Element and region listings:

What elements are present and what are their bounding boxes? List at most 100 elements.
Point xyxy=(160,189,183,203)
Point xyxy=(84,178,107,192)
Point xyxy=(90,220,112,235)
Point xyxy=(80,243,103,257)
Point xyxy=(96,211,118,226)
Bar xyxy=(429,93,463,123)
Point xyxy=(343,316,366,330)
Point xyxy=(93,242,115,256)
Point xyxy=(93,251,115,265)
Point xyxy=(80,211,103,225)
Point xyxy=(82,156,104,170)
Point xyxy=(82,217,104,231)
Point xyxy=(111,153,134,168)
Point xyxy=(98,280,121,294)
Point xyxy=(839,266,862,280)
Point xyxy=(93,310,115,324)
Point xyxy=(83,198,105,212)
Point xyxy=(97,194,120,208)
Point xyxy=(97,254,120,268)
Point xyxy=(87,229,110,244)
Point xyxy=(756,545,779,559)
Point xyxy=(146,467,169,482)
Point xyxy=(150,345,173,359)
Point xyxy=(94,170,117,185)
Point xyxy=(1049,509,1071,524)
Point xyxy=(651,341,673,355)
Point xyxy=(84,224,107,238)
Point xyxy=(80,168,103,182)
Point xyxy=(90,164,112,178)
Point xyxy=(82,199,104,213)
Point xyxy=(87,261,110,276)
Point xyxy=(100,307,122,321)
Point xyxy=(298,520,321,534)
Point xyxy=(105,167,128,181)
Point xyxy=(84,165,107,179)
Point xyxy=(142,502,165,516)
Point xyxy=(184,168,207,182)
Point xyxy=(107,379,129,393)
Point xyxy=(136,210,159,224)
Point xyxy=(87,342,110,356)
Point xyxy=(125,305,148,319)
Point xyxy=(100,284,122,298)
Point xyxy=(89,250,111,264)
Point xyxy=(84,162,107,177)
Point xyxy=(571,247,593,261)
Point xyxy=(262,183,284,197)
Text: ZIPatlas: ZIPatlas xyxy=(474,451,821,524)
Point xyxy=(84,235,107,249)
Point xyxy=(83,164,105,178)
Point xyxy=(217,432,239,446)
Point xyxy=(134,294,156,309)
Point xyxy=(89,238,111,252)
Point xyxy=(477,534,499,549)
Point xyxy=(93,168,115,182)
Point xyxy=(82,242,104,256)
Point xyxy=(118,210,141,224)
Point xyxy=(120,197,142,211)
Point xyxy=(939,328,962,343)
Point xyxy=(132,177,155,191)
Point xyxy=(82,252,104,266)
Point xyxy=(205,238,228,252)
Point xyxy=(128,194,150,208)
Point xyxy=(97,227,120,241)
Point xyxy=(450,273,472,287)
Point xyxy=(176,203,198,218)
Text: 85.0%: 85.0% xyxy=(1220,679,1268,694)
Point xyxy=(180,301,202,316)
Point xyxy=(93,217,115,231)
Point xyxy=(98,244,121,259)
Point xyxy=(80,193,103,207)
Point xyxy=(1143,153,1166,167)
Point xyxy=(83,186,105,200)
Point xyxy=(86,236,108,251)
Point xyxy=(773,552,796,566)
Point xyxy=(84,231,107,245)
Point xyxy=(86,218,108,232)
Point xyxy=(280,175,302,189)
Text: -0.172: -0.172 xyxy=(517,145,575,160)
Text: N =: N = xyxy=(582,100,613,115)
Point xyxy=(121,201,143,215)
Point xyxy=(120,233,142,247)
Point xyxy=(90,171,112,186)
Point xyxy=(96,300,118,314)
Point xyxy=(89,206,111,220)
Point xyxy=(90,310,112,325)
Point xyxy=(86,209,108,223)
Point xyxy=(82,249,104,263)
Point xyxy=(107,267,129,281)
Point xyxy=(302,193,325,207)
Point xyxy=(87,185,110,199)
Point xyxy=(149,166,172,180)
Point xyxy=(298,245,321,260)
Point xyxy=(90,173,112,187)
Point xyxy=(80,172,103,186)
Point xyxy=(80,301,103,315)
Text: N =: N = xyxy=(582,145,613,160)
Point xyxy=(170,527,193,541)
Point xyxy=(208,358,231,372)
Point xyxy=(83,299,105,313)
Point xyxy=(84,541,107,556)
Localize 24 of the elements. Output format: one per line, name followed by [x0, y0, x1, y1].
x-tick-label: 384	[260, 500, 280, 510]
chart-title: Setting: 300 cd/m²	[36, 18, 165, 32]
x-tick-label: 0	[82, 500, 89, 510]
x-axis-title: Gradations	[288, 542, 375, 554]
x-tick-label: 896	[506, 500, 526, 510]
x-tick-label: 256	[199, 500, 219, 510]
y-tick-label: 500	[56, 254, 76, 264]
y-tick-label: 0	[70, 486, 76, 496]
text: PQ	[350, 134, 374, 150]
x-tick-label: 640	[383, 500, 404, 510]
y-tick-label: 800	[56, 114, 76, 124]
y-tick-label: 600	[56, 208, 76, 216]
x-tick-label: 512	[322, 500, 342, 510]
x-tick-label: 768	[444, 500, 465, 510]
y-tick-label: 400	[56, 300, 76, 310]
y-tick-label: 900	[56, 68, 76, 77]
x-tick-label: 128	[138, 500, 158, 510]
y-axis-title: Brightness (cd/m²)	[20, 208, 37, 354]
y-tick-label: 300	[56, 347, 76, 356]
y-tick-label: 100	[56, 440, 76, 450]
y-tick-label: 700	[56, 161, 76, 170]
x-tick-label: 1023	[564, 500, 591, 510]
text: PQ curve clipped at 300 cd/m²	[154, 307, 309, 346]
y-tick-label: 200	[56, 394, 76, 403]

EXERCISE BRIEF:
Please write out every line of the material above, keeping each one exactly as it appears.

WRITTEN RESPONSE:
What elements are present and what are their bounding boxes? List at most 100 elements.
Point xyxy=(160,189,183,203)
Point xyxy=(84,178,107,192)
Point xyxy=(90,220,112,235)
Point xyxy=(80,243,103,257)
Point xyxy=(96,211,118,226)
Bar xyxy=(429,93,463,123)
Point xyxy=(343,316,366,330)
Point xyxy=(93,242,115,256)
Point xyxy=(93,251,115,265)
Point xyxy=(80,211,103,225)
Point xyxy=(82,156,104,170)
Point xyxy=(82,217,104,231)
Point xyxy=(111,153,134,168)
Point xyxy=(98,280,121,294)
Point xyxy=(839,266,862,280)
Point xyxy=(93,310,115,324)
Point xyxy=(83,198,105,212)
Point xyxy=(97,194,120,208)
Point xyxy=(97,254,120,268)
Point xyxy=(87,229,110,244)
Point xyxy=(756,545,779,559)
Point xyxy=(146,467,169,482)
Point xyxy=(150,345,173,359)
Point xyxy=(94,170,117,185)
Point xyxy=(1049,509,1071,524)
Point xyxy=(651,341,673,355)
Point xyxy=(84,224,107,238)
Point xyxy=(80,168,103,182)
Point xyxy=(90,164,112,178)
Point xyxy=(82,199,104,213)
Point xyxy=(87,261,110,276)
Point xyxy=(100,307,122,321)
Point xyxy=(298,520,321,534)
Point xyxy=(105,167,128,181)
Point xyxy=(84,165,107,179)
Point xyxy=(142,502,165,516)
Point xyxy=(184,168,207,182)
Point xyxy=(107,379,129,393)
Point xyxy=(136,210,159,224)
Point xyxy=(87,342,110,356)
Point xyxy=(125,305,148,319)
Point xyxy=(100,284,122,298)
Point xyxy=(89,250,111,264)
Point xyxy=(84,162,107,177)
Point xyxy=(571,247,593,261)
Point xyxy=(262,183,284,197)
Text: ZIPatlas: ZIPatlas xyxy=(474,451,821,524)
Point xyxy=(84,235,107,249)
Point xyxy=(83,164,105,178)
Point xyxy=(217,432,239,446)
Point xyxy=(134,294,156,309)
Point xyxy=(89,238,111,252)
Point xyxy=(477,534,499,549)
Point xyxy=(93,168,115,182)
Point xyxy=(82,242,104,256)
Point xyxy=(118,210,141,224)
Point xyxy=(120,197,142,211)
Point xyxy=(939,328,962,343)
Point xyxy=(132,177,155,191)
Point xyxy=(82,252,104,266)
Point xyxy=(205,238,228,252)
Point xyxy=(128,194,150,208)
Point xyxy=(97,227,120,241)
Point xyxy=(450,273,472,287)
Point xyxy=(176,203,198,218)
Text: 85.0%: 85.0% xyxy=(1220,679,1268,694)
Point xyxy=(180,301,202,316)
Point xyxy=(93,217,115,231)
Point xyxy=(98,244,121,259)
Point xyxy=(80,193,103,207)
Point xyxy=(1143,153,1166,167)
Point xyxy=(83,186,105,200)
Point xyxy=(86,236,108,251)
Point xyxy=(773,552,796,566)
Point xyxy=(84,231,107,245)
Point xyxy=(86,218,108,232)
Point xyxy=(280,175,302,189)
Text: -0.172: -0.172 xyxy=(517,145,575,160)
Text: N =: N = xyxy=(582,100,613,115)
Point xyxy=(121,201,143,215)
Point xyxy=(120,233,142,247)
Point xyxy=(90,171,112,186)
Point xyxy=(96,300,118,314)
Point xyxy=(89,206,111,220)
Point xyxy=(90,310,112,325)
Point xyxy=(86,209,108,223)
Point xyxy=(82,249,104,263)
Point xyxy=(107,267,129,281)
Point xyxy=(302,193,325,207)
Point xyxy=(87,185,110,199)
Point xyxy=(149,166,172,180)
Point xyxy=(298,245,321,260)
Point xyxy=(90,173,112,187)
Point xyxy=(80,172,103,186)
Point xyxy=(80,301,103,315)
Text: N =: N = xyxy=(582,145,613,160)
Point xyxy=(170,527,193,541)
Point xyxy=(208,358,231,372)
Point xyxy=(83,299,105,313)
Point xyxy=(84,541,107,556)
Localize 24 of the elements. Output format: one per line, name followed by [x0, y0, x1, y1].
x-tick-label: 384	[260, 500, 280, 510]
chart-title: Setting: 300 cd/m²	[36, 18, 165, 32]
x-tick-label: 0	[82, 500, 89, 510]
x-axis-title: Gradations	[288, 542, 375, 554]
x-tick-label: 896	[506, 500, 526, 510]
x-tick-label: 256	[199, 500, 219, 510]
y-tick-label: 500	[56, 254, 76, 264]
y-tick-label: 0	[70, 486, 76, 496]
text: PQ	[350, 134, 374, 150]
x-tick-label: 640	[383, 500, 404, 510]
y-tick-label: 800	[56, 114, 76, 124]
y-tick-label: 600	[56, 208, 76, 216]
x-tick-label: 512	[322, 500, 342, 510]
x-tick-label: 768	[444, 500, 465, 510]
y-tick-label: 400	[56, 300, 76, 310]
y-tick-label: 900	[56, 68, 76, 77]
x-tick-label: 128	[138, 500, 158, 510]
y-axis-title: Brightness (cd/m²)	[20, 208, 37, 354]
y-tick-label: 300	[56, 347, 76, 356]
y-tick-label: 100	[56, 440, 76, 450]
y-tick-label: 700	[56, 161, 76, 170]
x-tick-label: 1023	[564, 500, 591, 510]
text: PQ curve clipped at 300 cd/m²	[154, 307, 309, 346]
y-tick-label: 200	[56, 394, 76, 403]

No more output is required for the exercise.